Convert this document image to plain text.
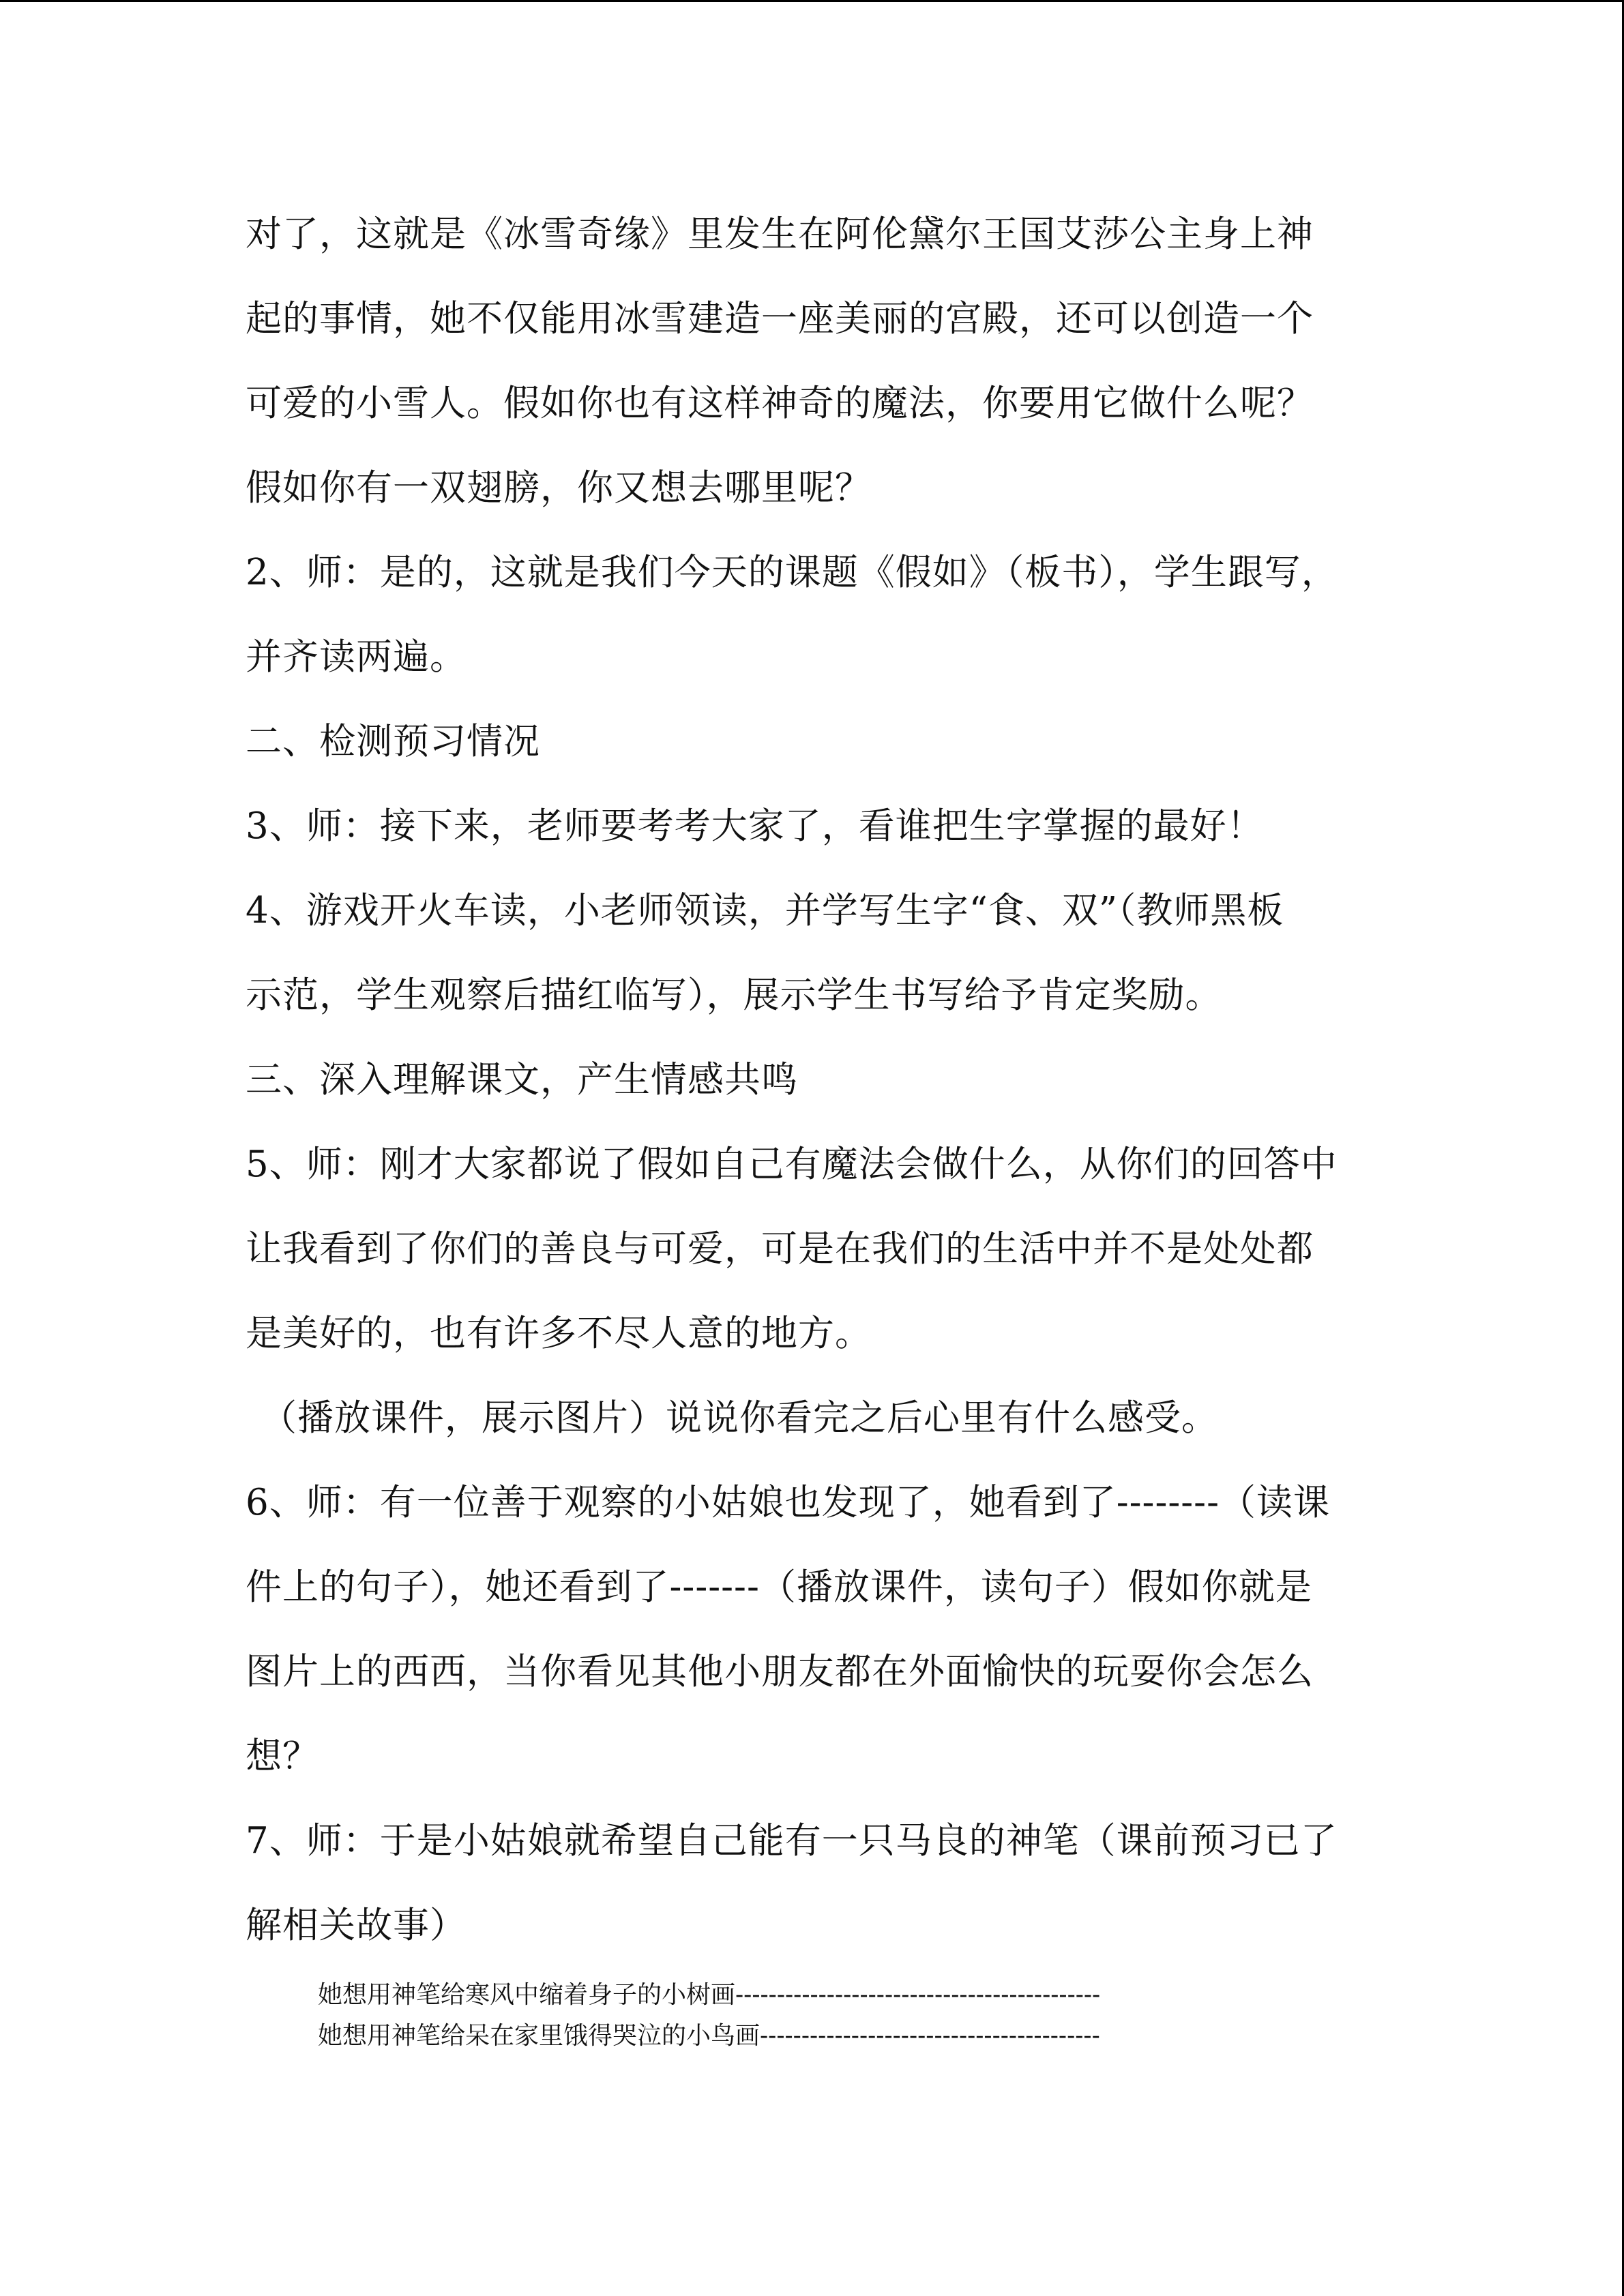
对了，这就是《冰雪奇缘》里发生在阿伦黛尔王国艾莎公主身上神
起的事情，她不仅能用冰雪建造一座美丽的宫殿，还可以创造一个
可爱的小雪人。假如你也有这样神奇的魔法，你要用它做什么呢？
假如你有一双翅膀，你又想去哪里呢？
2、师：是的，这就是我们今天的课题《假如》（板书），学生跟写，
并齐读两遍。
二、检测预习情况
3、师：接下来，老师要考考大家了，看谁把生字掌握的最好！
4、游戏开火车读，小老师领读，并学写生字“食、双”（教师黑板
示范，学生观察后描红临写），展示学生书写给予肯定奖励。
三、深入理解课文，产生情感共鸣
5、师：刚才大家都说了假如自己有魔法会做什么，从你们的回答中
让我看到了你们的善良与可爱，可是在我们的生活中并不是处处都
是美好的，也有许多不尽人意的地方。
（播放课件，展示图片）说说你看完之后心里有什么感受。
6、师：有一位善于观察的小姑娘也发现了，她看到了--------（读课
件上的句子），她还看到了-------（播放课件，读句子）假如你就是
图片上的西西，当你看见其他小朋友都在外面愉快的玩耍你会怎么
想？
7、师：于是小姑娘就希望自己能有一只马良的神笔（课前预习已了
解相关故事）
她想用神笔给寒风中缩着身子的小树画--------------------------------------------
她想用神笔给呆在家里饿得哭泣的小鸟画-----------------------------------------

_Given exercise:_ Using the listing above, show every line that includes the string "播放课件".

_Answer to this problem:_
（播放课件，展示图片）说说你看完之后心里有什么感受。
件上的句子），她还看到了-------（播放课件，读句子）假如你就是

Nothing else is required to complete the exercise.